[PROVIDED MATERIAL]
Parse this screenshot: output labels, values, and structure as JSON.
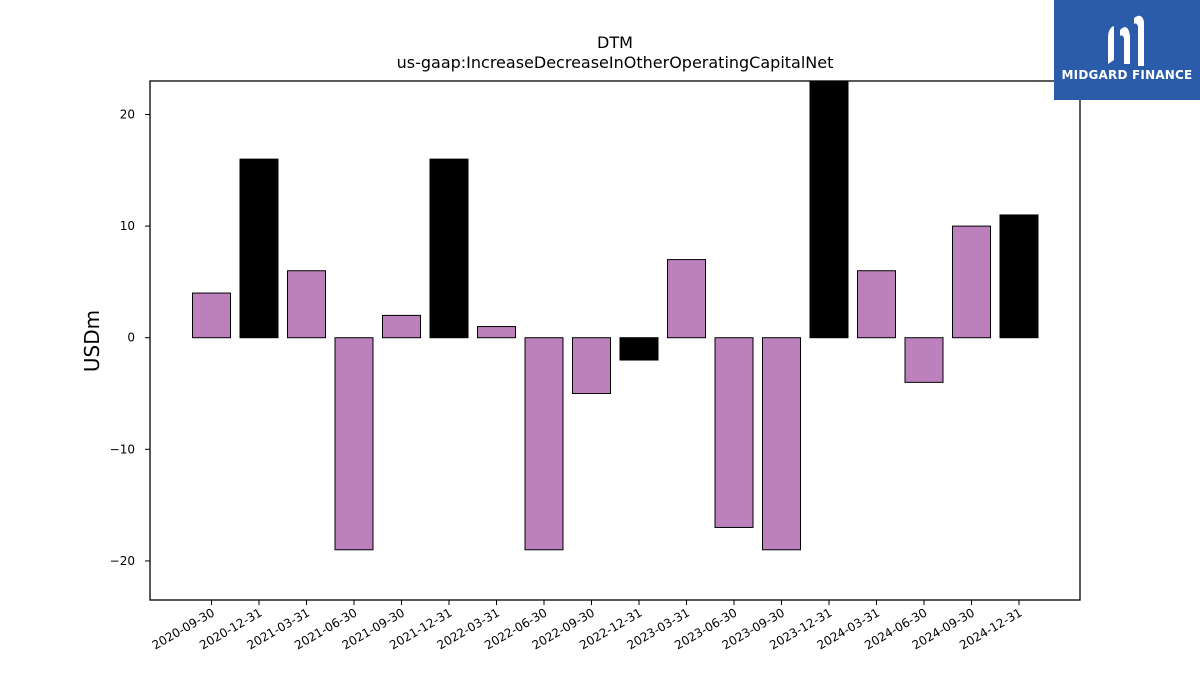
{
  "title": "DTM",
  "subtitle": "us-gaap:IncreaseDecreaseInOtherOperatingCapitalNet",
  "logo": {
    "text": "MIDGARD FINANCE",
    "bg": "#2a5caa"
  },
  "chart_data": {
    "type": "bar",
    "title": "DTM",
    "subtitle": "us-gaap:IncreaseDecreaseInOtherOperatingCapitalNet",
    "xlabel": "",
    "ylabel": "USDm",
    "ylim": [
      -23.5,
      23
    ],
    "yticks": [
      -20,
      -10,
      0,
      10,
      20
    ],
    "ytick_labels": [
      "−20",
      "−10",
      "0",
      "10",
      "20"
    ],
    "grid": false,
    "categories": [
      "2020-09-30",
      "2020-12-31",
      "2021-03-31",
      "2021-06-30",
      "2021-09-30",
      "2021-12-31",
      "2022-03-31",
      "2022-06-30",
      "2022-09-30",
      "2022-12-31",
      "2023-03-31",
      "2023-06-30",
      "2023-09-30",
      "2023-12-31",
      "2024-03-31",
      "2024-06-30",
      "2024-09-30",
      "2024-12-31"
    ],
    "values": [
      4,
      16,
      6,
      -19,
      2,
      16,
      1,
      -19,
      -5,
      -2,
      7,
      -17,
      -19,
      23,
      6,
      -4,
      10,
      11
    ],
    "colors": {
      "quarterly": "#bc80bd",
      "year_end": "#000000"
    },
    "year_end_flags": [
      false,
      true,
      false,
      false,
      false,
      true,
      false,
      false,
      false,
      true,
      false,
      false,
      false,
      true,
      false,
      false,
      false,
      true
    ]
  }
}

[GIVEN TASK] Give back only a number, the number of lines where the string "gaap" occurs.

[ANSWER TO THE EXERCISE] 2